» **TASK BRIEF**:
Go through the records underneath and write each one out again exactly.

» **DATA LINES**:

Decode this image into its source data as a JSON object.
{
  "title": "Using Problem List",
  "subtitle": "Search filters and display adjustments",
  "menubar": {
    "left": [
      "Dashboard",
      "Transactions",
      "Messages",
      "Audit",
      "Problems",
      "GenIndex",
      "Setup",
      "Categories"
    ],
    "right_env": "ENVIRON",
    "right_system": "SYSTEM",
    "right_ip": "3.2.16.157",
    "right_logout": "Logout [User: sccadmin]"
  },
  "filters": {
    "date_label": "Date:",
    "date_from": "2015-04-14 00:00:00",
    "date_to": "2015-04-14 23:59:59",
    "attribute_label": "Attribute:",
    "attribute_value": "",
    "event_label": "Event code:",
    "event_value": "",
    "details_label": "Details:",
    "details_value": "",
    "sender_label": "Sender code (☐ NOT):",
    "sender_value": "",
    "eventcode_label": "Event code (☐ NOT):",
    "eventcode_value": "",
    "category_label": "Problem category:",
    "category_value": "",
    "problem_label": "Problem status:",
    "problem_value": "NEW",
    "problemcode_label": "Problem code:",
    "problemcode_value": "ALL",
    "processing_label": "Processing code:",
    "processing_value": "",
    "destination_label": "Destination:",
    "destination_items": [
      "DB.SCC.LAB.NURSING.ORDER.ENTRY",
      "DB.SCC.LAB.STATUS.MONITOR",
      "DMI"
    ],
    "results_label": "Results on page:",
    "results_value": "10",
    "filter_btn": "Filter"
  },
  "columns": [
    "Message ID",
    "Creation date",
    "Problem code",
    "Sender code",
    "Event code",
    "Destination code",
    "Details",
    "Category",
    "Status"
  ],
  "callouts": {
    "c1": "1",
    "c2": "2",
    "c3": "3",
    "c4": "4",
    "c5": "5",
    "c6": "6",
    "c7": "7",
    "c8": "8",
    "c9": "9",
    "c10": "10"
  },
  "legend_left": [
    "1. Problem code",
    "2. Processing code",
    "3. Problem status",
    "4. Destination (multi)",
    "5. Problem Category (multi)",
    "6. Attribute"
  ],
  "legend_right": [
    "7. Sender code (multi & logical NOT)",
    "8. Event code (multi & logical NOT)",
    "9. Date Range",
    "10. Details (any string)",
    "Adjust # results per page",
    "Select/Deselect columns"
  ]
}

» **RESPONSE TO THE TASK**:
Decode this image into its source data as a JSON object.
{
  "title": "Using Problem List",
  "subtitle": "Search filters and display adjustments",
  "menubar": {
    "left": [
      "Dashboard",
      "Transactions",
      "Messages",
      "Audit",
      "Problems",
      "GenIndex",
      "Setup",
      "Categories"
    ],
    "right_env": "ENVIRON",
    "right_system": "SYSTEM",
    "right_ip": "3.2.16.157",
    "right_logout": "Logout [User: sccadmin]"
  },
  "filters": {
    "date_label": "Date:",
    "date_from": "2015-04-14 00:00:00",
    "date_to": "2015-04-14 23:59:59",
    "attribute_label": "Attribute:",
    "attribute_value": "",
    "event_label": "Event code:",
    "event_value": "",
    "details_label": "Details:",
    "details_value": "",
    "sender_label": "Sender code (☐ NOT):",
    "sender_value": "",
    "eventcode_label": "Event code (☐ NOT):",
    "eventcode_value": "",
    "category_label": "Problem category:",
    "category_value": "",
    "problem_label": "Problem status:",
    "problem_value": "NEW",
    "problemcode_label": "Problem code:",
    "problemcode_value": "ALL",
    "processing_label": "Processing code:",
    "processing_value": "",
    "destination_label": "Destination:",
    "destination_items": [
      "DB.SCC.LAB.NURSING.ORDER.ENTRY",
      "DB.SCC.LAB.STATUS.MONITOR",
      "DMI"
    ],
    "results_label": "Results on page:",
    "results_value": "10",
    "filter_btn": "Filter"
  },
  "columns": [
    "Message ID",
    "Creation date",
    "Problem code",
    "Sender code",
    "Event code",
    "Destination code",
    "Details",
    "Category",
    "Status"
  ],
  "callouts": {
    "c1": "1",
    "c2": "2",
    "c3": "3",
    "c4": "4",
    "c5": "5",
    "c6": "6",
    "c7": "7",
    "c8": "8",
    "c9": "9",
    "c10": "10"
  },
  "legend_left": [
    "1. Problem code",
    "2. Processing code",
    "3. Problem status",
    "4. Destination (multi)",
    "5. Problem Category (multi)",
    "6. Attribute"
  ],
  "legend_right": [
    "7. Sender code (multi & logical NOT)",
    "8. Event code (multi & logical NOT)",
    "9. Date Range",
    "10. Details (any string)",
    "Adjust # results per page",
    "Select/Deselect columns"
  ]
}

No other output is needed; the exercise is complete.